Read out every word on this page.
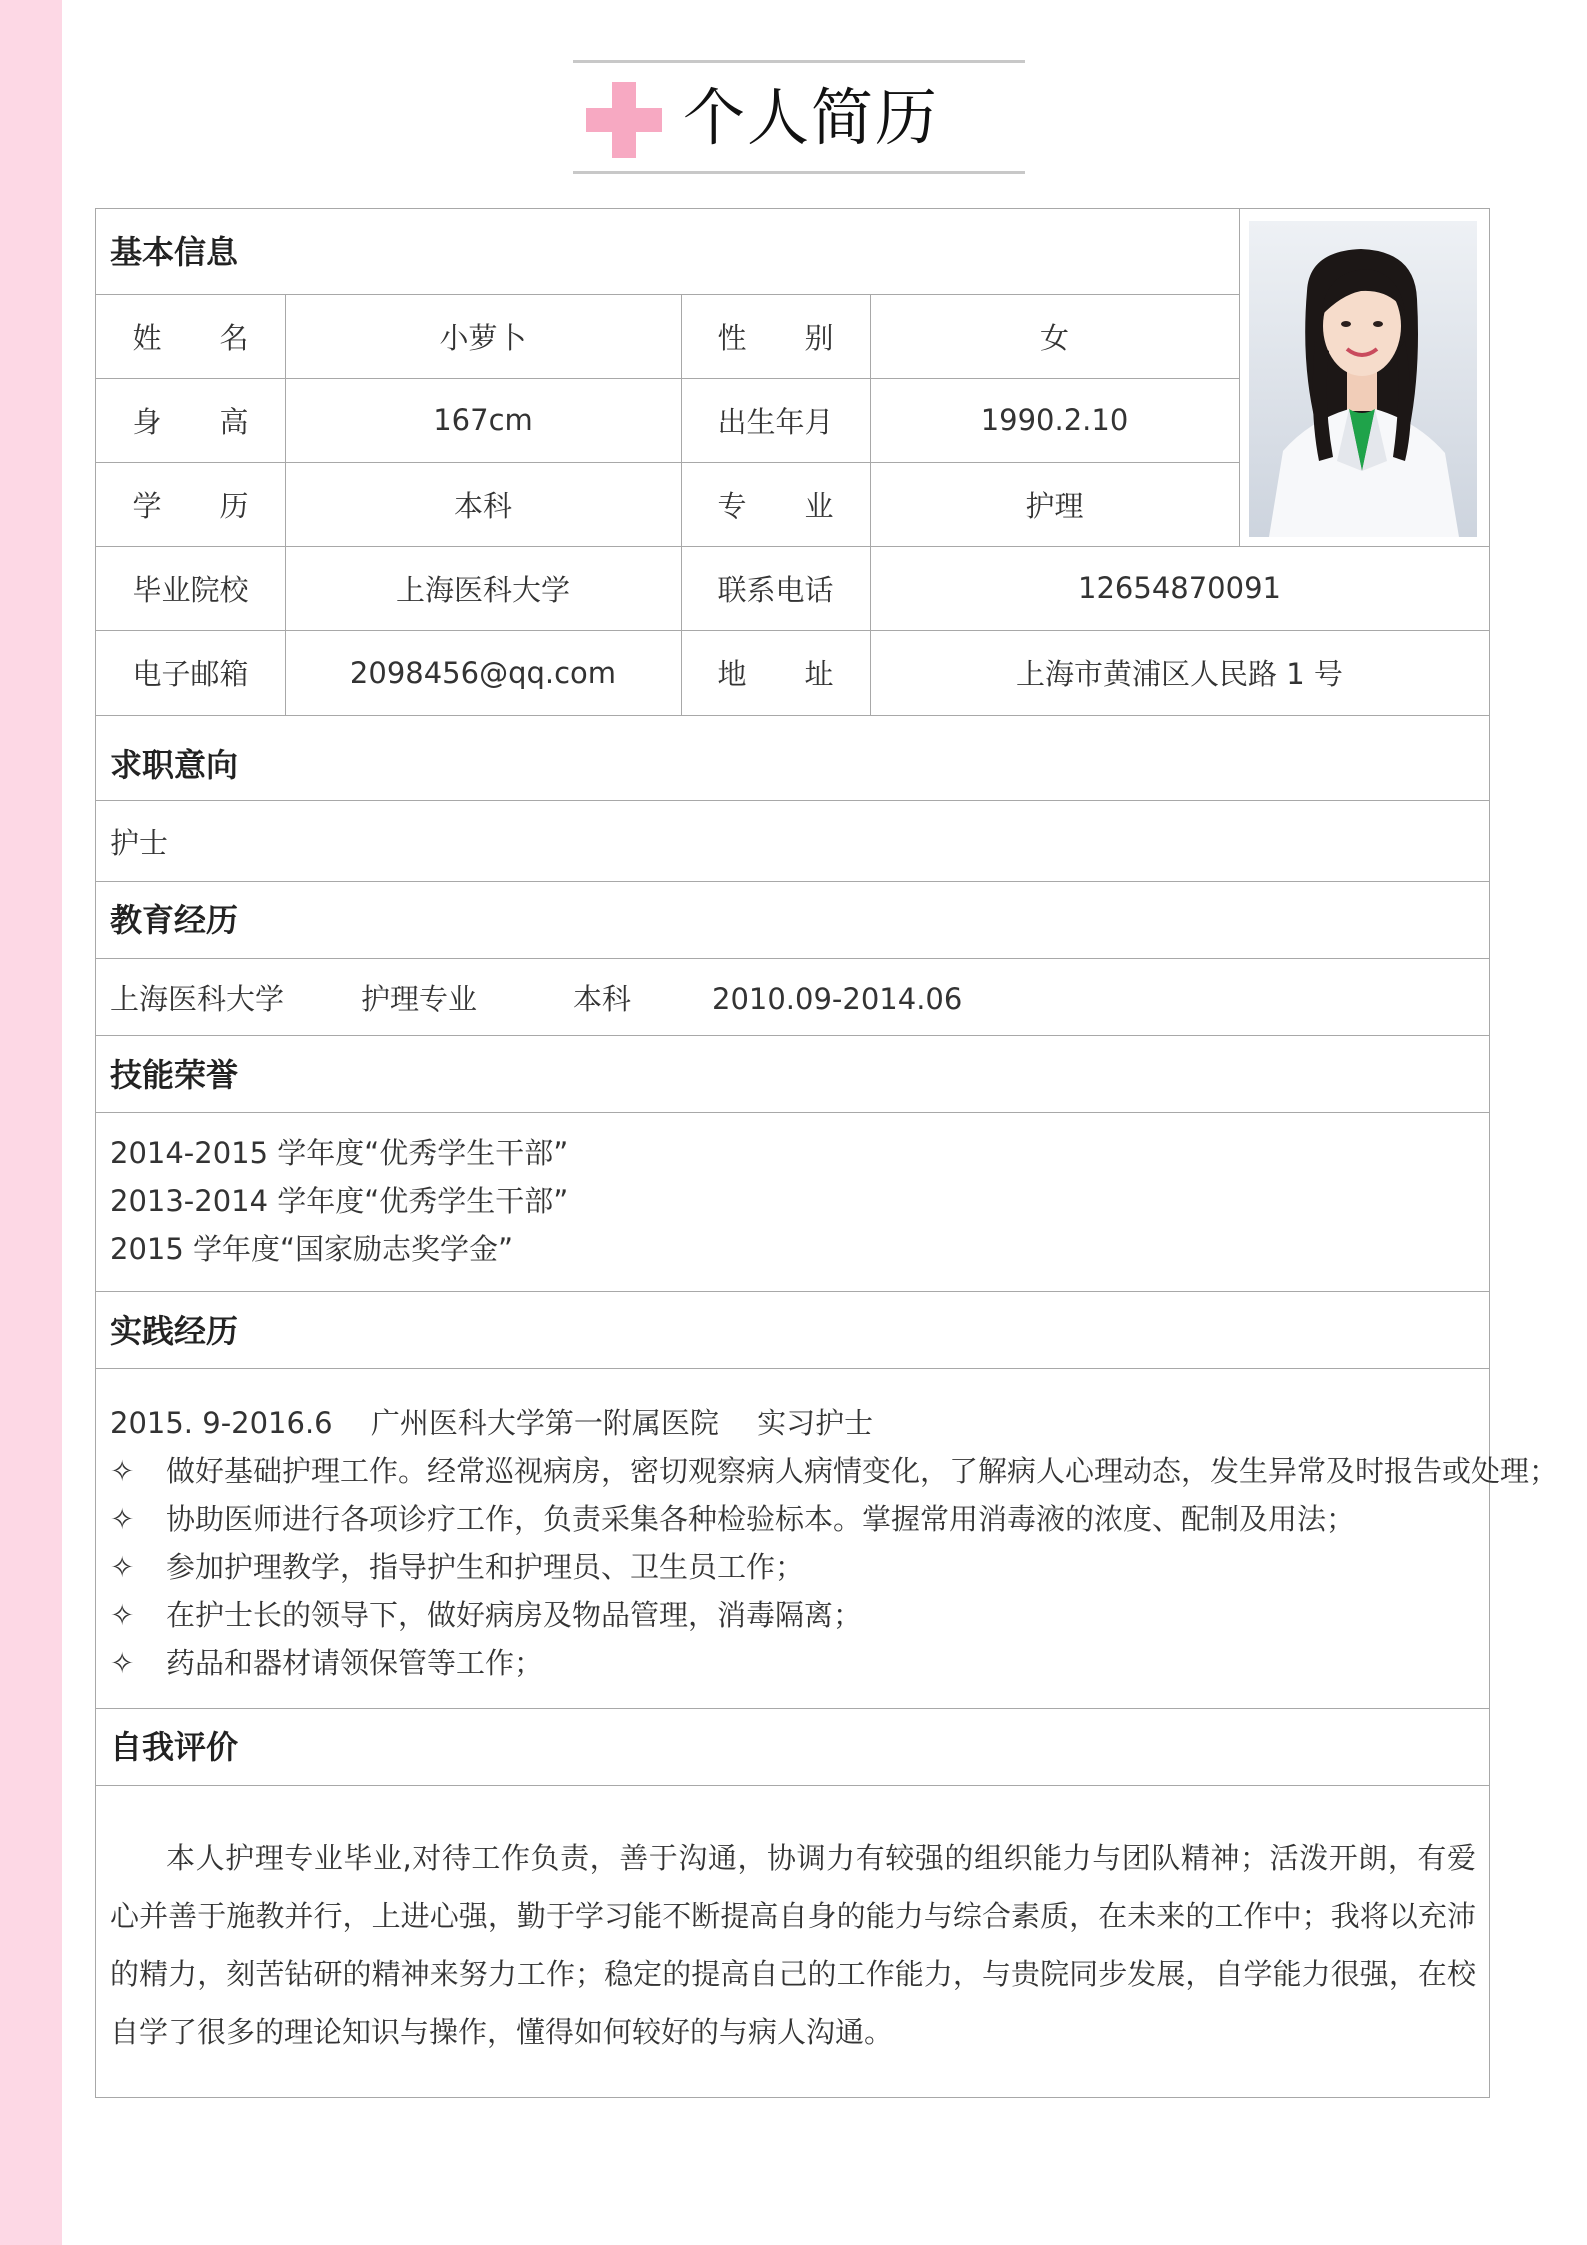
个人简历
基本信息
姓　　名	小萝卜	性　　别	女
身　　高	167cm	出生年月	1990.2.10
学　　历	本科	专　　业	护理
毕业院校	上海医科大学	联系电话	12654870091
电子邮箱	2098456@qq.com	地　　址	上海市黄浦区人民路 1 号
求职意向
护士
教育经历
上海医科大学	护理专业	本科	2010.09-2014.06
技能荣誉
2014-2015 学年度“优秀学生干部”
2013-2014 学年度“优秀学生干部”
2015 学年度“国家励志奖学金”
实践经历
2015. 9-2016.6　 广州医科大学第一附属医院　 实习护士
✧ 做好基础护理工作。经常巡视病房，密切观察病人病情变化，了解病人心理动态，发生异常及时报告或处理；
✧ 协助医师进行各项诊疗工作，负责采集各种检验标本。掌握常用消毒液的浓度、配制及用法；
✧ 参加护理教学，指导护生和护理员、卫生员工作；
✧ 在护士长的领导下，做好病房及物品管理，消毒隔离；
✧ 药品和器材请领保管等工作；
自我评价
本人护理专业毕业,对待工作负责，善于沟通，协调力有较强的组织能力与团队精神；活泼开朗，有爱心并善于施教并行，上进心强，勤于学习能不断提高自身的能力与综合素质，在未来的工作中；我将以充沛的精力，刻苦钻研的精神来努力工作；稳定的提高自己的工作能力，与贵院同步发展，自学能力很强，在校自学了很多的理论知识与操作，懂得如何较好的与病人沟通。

### Task statement
Show each line of the data that contains the string "上海医科大学".

### Solution
毕业院校	上海医科大学	联系电话	12654870091
上海医科大学	护理专业	本科	2010.09-2014.06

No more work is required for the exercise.